(Data records)
++++++++++++++++++++
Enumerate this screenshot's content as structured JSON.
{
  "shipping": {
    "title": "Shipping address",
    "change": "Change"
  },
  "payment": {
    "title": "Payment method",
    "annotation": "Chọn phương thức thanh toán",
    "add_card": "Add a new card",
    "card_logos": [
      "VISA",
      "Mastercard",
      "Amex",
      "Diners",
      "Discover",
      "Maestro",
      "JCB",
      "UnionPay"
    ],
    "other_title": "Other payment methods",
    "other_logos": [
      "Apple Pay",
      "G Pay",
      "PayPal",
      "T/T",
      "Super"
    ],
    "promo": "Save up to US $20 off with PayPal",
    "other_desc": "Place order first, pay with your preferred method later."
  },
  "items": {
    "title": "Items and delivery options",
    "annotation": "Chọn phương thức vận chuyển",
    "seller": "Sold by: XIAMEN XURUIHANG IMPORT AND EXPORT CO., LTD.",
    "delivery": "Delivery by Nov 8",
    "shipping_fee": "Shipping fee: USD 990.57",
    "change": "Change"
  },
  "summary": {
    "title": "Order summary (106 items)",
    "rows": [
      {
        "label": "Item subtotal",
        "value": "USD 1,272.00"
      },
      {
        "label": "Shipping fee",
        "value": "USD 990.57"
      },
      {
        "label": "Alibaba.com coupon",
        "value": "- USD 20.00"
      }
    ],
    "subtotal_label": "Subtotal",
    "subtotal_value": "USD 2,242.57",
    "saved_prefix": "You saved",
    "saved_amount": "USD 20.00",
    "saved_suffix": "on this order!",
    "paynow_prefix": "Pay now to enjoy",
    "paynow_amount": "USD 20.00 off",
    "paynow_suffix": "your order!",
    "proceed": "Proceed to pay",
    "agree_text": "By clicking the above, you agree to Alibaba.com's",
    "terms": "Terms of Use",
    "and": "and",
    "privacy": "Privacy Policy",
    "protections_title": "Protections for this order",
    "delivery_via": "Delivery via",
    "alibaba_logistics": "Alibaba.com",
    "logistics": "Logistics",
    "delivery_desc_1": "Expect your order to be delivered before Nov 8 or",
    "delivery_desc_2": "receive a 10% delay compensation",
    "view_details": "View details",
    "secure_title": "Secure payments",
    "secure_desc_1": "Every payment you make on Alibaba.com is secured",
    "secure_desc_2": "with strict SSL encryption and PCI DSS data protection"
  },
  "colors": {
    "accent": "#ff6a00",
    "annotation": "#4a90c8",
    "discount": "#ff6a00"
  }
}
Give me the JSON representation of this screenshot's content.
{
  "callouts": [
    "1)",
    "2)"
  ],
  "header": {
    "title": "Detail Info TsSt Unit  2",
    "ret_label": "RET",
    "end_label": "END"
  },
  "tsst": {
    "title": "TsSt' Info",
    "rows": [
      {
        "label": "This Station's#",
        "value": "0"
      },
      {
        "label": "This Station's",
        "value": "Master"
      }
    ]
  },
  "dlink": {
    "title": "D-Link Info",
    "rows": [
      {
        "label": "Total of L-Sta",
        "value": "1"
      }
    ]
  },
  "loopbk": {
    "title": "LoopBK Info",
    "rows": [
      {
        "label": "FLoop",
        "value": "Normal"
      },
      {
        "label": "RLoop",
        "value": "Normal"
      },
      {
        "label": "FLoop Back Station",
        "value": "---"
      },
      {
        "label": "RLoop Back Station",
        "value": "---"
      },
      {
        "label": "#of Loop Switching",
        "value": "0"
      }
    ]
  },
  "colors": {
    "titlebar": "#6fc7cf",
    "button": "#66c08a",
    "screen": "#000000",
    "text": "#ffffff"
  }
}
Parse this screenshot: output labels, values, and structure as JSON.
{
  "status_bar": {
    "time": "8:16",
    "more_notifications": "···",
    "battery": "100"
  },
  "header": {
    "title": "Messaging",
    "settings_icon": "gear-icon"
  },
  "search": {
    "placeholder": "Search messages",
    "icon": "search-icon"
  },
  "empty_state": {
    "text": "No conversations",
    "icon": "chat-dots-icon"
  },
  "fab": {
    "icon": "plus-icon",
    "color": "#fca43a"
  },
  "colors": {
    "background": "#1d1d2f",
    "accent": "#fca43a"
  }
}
++++++++++++++++++++
◆ **GOAL OF THE EXERCISE**
Retype the records in full. Keep every line identical to the original.

◆ **EXERCISE RESPONSE**
Enumerate this screenshot's content as structured JSON.
{
  "shipping": {
    "title": "Shipping address",
    "change": "Change"
  },
  "payment": {
    "title": "Payment method",
    "annotation": "Chọn phương thức thanh toán",
    "add_card": "Add a new card",
    "card_logos": [
      "VISA",
      "Mastercard",
      "Amex",
      "Diners",
      "Discover",
      "Maestro",
      "JCB",
      "UnionPay"
    ],
    "other_title": "Other payment methods",
    "other_logos": [
      "Apple Pay",
      "G Pay",
      "PayPal",
      "T/T",
      "Super"
    ],
    "promo": "Save up to US $20 off with PayPal",
    "other_desc": "Place order first, pay with your preferred method later."
  },
  "items": {
    "title": "Items and delivery options",
    "annotation": "Chọn phương thức vận chuyển",
    "seller": "Sold by: XIAMEN XURUIHANG IMPORT AND EXPORT CO., LTD.",
    "delivery": "Delivery by Nov 8",
    "shipping_fee": "Shipping fee: USD 990.57",
    "change": "Change"
  },
  "summary": {
    "title": "Order summary (106 items)",
    "rows": [
      {
        "label": "Item subtotal",
        "value": "USD 1,272.00"
      },
      {
        "label": "Shipping fee",
        "value": "USD 990.57"
      },
      {
        "label": "Alibaba.com coupon",
        "value": "- USD 20.00"
      }
    ],
    "subtotal_label": "Subtotal",
    "subtotal_value": "USD 2,242.57",
    "saved_prefix": "You saved",
    "saved_amount": "USD 20.00",
    "saved_suffix": "on this order!",
    "paynow_prefix": "Pay now to enjoy",
    "paynow_amount": "USD 20.00 off",
    "paynow_suffix": "your order!",
    "proceed": "Proceed to pay",
    "agree_text": "By clicking the above, you agree to Alibaba.com's",
    "terms": "Terms of Use",
    "and": "and",
    "privacy": "Privacy Policy",
    "protections_title": "Protections for this order",
    "delivery_via": "Delivery via",
    "alibaba_logistics": "Alibaba.com",
    "logistics": "Logistics",
    "delivery_desc_1": "Expect your order to be delivered before Nov 8 or",
    "delivery_desc_2": "receive a 10% delay compensation",
    "view_details": "View details",
    "secure_title": "Secure payments",
    "secure_desc_1": "Every payment you make on Alibaba.com is secured",
    "secure_desc_2": "with strict SSL encryption and PCI DSS data protection"
  },
  "colors": {
    "accent": "#ff6a00",
    "annotation": "#4a90c8",
    "discount": "#ff6a00"
  }
}
Give me the JSON representation of this screenshot's content.
{
  "callouts": [
    "1)",
    "2)"
  ],
  "header": {
    "title": "Detail Info TsSt Unit  2",
    "ret_label": "RET",
    "end_label": "END"
  },
  "tsst": {
    "title": "TsSt' Info",
    "rows": [
      {
        "label": "This Station's#",
        "value": "0"
      },
      {
        "label": "This Station's",
        "value": "Master"
      }
    ]
  },
  "dlink": {
    "title": "D-Link Info",
    "rows": [
      {
        "label": "Total of L-Sta",
        "value": "1"
      }
    ]
  },
  "loopbk": {
    "title": "LoopBK Info",
    "rows": [
      {
        "label": "FLoop",
        "value": "Normal"
      },
      {
        "label": "RLoop",
        "value": "Normal"
      },
      {
        "label": "FLoop Back Station",
        "value": "---"
      },
      {
        "label": "RLoop Back Station",
        "value": "---"
      },
      {
        "label": "#of Loop Switching",
        "value": "0"
      }
    ]
  },
  "colors": {
    "titlebar": "#6fc7cf",
    "button": "#66c08a",
    "screen": "#000000",
    "text": "#ffffff"
  }
}
Parse this screenshot: output labels, values, and structure as JSON.
{
  "status_bar": {
    "time": "8:16",
    "more_notifications": "···",
    "battery": "100"
  },
  "header": {
    "title": "Messaging",
    "settings_icon": "gear-icon"
  },
  "search": {
    "placeholder": "Search messages",
    "icon": "search-icon"
  },
  "empty_state": {
    "text": "No conversations",
    "icon": "chat-dots-icon"
  },
  "fab": {
    "icon": "plus-icon",
    "color": "#fca43a"
  },
  "colors": {
    "background": "#1d1d2f",
    "accent": "#fca43a"
  }
}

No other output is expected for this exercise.